EXERCISE PROMPT:
Every record here should be printed again exactly.

[Extracted data entries]
+ + + + + + +

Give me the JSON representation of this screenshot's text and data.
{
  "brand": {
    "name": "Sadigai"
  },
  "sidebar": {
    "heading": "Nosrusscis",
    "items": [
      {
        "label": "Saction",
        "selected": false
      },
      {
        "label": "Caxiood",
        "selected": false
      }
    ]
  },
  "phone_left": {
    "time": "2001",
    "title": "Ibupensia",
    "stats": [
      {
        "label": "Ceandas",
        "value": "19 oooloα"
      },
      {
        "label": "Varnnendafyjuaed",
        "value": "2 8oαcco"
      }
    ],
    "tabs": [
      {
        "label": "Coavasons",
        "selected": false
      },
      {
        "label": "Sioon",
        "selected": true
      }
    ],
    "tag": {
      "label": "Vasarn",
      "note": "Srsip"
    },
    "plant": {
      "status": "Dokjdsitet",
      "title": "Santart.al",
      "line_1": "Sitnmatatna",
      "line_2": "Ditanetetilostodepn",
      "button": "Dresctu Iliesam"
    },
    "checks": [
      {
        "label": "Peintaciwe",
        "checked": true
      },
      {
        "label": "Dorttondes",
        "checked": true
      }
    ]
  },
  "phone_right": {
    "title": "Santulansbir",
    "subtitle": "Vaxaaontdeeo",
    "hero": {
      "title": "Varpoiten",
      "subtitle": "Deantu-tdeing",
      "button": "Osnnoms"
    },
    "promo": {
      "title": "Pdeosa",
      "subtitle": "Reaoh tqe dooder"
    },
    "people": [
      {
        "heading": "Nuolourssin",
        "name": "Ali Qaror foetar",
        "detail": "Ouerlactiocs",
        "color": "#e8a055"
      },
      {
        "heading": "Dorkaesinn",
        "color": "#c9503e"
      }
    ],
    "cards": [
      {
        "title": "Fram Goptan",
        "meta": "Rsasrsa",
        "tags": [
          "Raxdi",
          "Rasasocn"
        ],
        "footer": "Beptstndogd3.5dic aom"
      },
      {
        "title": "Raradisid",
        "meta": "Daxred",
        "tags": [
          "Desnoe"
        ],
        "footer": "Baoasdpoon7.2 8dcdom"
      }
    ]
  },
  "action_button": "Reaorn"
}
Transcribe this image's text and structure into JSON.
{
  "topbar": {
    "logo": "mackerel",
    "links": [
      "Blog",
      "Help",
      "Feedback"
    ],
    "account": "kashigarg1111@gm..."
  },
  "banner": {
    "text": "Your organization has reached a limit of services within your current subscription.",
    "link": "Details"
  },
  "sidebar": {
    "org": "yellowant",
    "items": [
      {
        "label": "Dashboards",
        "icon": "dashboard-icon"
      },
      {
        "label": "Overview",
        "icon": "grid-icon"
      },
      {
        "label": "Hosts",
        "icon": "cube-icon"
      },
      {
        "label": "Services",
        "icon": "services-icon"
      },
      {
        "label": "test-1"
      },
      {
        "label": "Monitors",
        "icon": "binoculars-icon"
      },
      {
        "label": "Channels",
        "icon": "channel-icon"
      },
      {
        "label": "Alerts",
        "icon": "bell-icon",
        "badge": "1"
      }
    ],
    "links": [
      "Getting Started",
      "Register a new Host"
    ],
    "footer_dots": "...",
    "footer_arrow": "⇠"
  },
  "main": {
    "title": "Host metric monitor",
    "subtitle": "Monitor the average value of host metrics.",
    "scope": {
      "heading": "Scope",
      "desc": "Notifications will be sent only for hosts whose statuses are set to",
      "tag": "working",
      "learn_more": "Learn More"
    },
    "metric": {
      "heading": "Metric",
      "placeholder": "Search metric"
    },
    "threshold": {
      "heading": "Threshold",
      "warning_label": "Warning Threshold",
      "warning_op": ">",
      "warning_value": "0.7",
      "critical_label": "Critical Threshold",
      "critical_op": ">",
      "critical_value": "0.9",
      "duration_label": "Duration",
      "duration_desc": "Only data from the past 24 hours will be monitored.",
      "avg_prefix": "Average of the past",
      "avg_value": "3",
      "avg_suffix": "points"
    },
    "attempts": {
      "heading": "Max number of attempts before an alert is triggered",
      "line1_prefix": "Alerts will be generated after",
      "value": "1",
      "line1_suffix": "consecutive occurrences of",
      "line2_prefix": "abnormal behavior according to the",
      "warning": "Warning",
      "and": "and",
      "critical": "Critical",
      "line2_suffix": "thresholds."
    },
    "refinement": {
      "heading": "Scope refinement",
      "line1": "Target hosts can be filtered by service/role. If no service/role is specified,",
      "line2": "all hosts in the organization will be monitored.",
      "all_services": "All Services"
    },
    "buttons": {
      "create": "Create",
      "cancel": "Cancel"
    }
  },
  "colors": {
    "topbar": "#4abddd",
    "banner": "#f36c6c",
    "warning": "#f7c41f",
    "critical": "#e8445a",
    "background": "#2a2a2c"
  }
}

+ + + + + + +

REPLY TO THE EXERCISE:
Give me the JSON representation of this screenshot's text and data.
{
  "brand": {
    "name": "Sadigai"
  },
  "sidebar": {
    "heading": "Nosrusscis",
    "items": [
      {
        "label": "Saction",
        "selected": false
      },
      {
        "label": "Caxiood",
        "selected": false
      }
    ]
  },
  "phone_left": {
    "time": "2001",
    "title": "Ibupensia",
    "stats": [
      {
        "label": "Ceandas",
        "value": "19 oooloα"
      },
      {
        "label": "Varnnendafyjuaed",
        "value": "2 8oαcco"
      }
    ],
    "tabs": [
      {
        "label": "Coavasons",
        "selected": false
      },
      {
        "label": "Sioon",
        "selected": true
      }
    ],
    "tag": {
      "label": "Vasarn",
      "note": "Srsip"
    },
    "plant": {
      "status": "Dokjdsitet",
      "title": "Santart.al",
      "line_1": "Sitnmatatna",
      "line_2": "Ditanetetilostodepn",
      "button": "Dresctu Iliesam"
    },
    "checks": [
      {
        "label": "Peintaciwe",
        "checked": true
      },
      {
        "label": "Dorttondes",
        "checked": true
      }
    ]
  },
  "phone_right": {
    "title": "Santulansbir",
    "subtitle": "Vaxaaontdeeo",
    "hero": {
      "title": "Varpoiten",
      "subtitle": "Deantu-tdeing",
      "button": "Osnnoms"
    },
    "promo": {
      "title": "Pdeosa",
      "subtitle": "Reaoh tqe dooder"
    },
    "people": [
      {
        "heading": "Nuolourssin",
        "name": "Ali Qaror foetar",
        "detail": "Ouerlactiocs",
        "color": "#e8a055"
      },
      {
        "heading": "Dorkaesinn",
        "color": "#c9503e"
      }
    ],
    "cards": [
      {
        "title": "Fram Goptan",
        "meta": "Rsasrsa",
        "tags": [
          "Raxdi",
          "Rasasocn"
        ],
        "footer": "Beptstndogd3.5dic aom"
      },
      {
        "title": "Raradisid",
        "meta": "Daxred",
        "tags": [
          "Desnoe"
        ],
        "footer": "Baoasdpoon7.2 8dcdom"
      }
    ]
  },
  "action_button": "Reaorn"
}
Transcribe this image's text and structure into JSON.
{
  "topbar": {
    "logo": "mackerel",
    "links": [
      "Blog",
      "Help",
      "Feedback"
    ],
    "account": "kashigarg1111@gm..."
  },
  "banner": {
    "text": "Your organization has reached a limit of services within your current subscription.",
    "link": "Details"
  },
  "sidebar": {
    "org": "yellowant",
    "items": [
      {
        "label": "Dashboards",
        "icon": "dashboard-icon"
      },
      {
        "label": "Overview",
        "icon": "grid-icon"
      },
      {
        "label": "Hosts",
        "icon": "cube-icon"
      },
      {
        "label": "Services",
        "icon": "services-icon"
      },
      {
        "label": "test-1"
      },
      {
        "label": "Monitors",
        "icon": "binoculars-icon"
      },
      {
        "label": "Channels",
        "icon": "channel-icon"
      },
      {
        "label": "Alerts",
        "icon": "bell-icon",
        "badge": "1"
      }
    ],
    "links": [
      "Getting Started",
      "Register a new Host"
    ],
    "footer_dots": "...",
    "footer_arrow": "⇠"
  },
  "main": {
    "title": "Host metric monitor",
    "subtitle": "Monitor the average value of host metrics.",
    "scope": {
      "heading": "Scope",
      "desc": "Notifications will be sent only for hosts whose statuses are set to",
      "tag": "working",
      "learn_more": "Learn More"
    },
    "metric": {
      "heading": "Metric",
      "placeholder": "Search metric"
    },
    "threshold": {
      "heading": "Threshold",
      "warning_label": "Warning Threshold",
      "warning_op": ">",
      "warning_value": "0.7",
      "critical_label": "Critical Threshold",
      "critical_op": ">",
      "critical_value": "0.9",
      "duration_label": "Duration",
      "duration_desc": "Only data from the past 24 hours will be monitored.",
      "avg_prefix": "Average of the past",
      "avg_value": "3",
      "avg_suffix": "points"
    },
    "attempts": {
      "heading": "Max number of attempts before an alert is triggered",
      "line1_prefix": "Alerts will be generated after",
      "value": "1",
      "line1_suffix": "consecutive occurrences of",
      "line2_prefix": "abnormal behavior according to the",
      "warning": "Warning",
      "and": "and",
      "critical": "Critical",
      "line2_suffix": "thresholds."
    },
    "refinement": {
      "heading": "Scope refinement",
      "line1": "Target hosts can be filtered by service/role. If no service/role is specified,",
      "line2": "all hosts in the organization will be monitored.",
      "all_services": "All Services"
    },
    "buttons": {
      "create": "Create",
      "cancel": "Cancel"
    }
  },
  "colors": {
    "topbar": "#4abddd",
    "banner": "#f36c6c",
    "warning": "#f7c41f",
    "critical": "#e8445a",
    "background": "#2a2a2c"
  }
}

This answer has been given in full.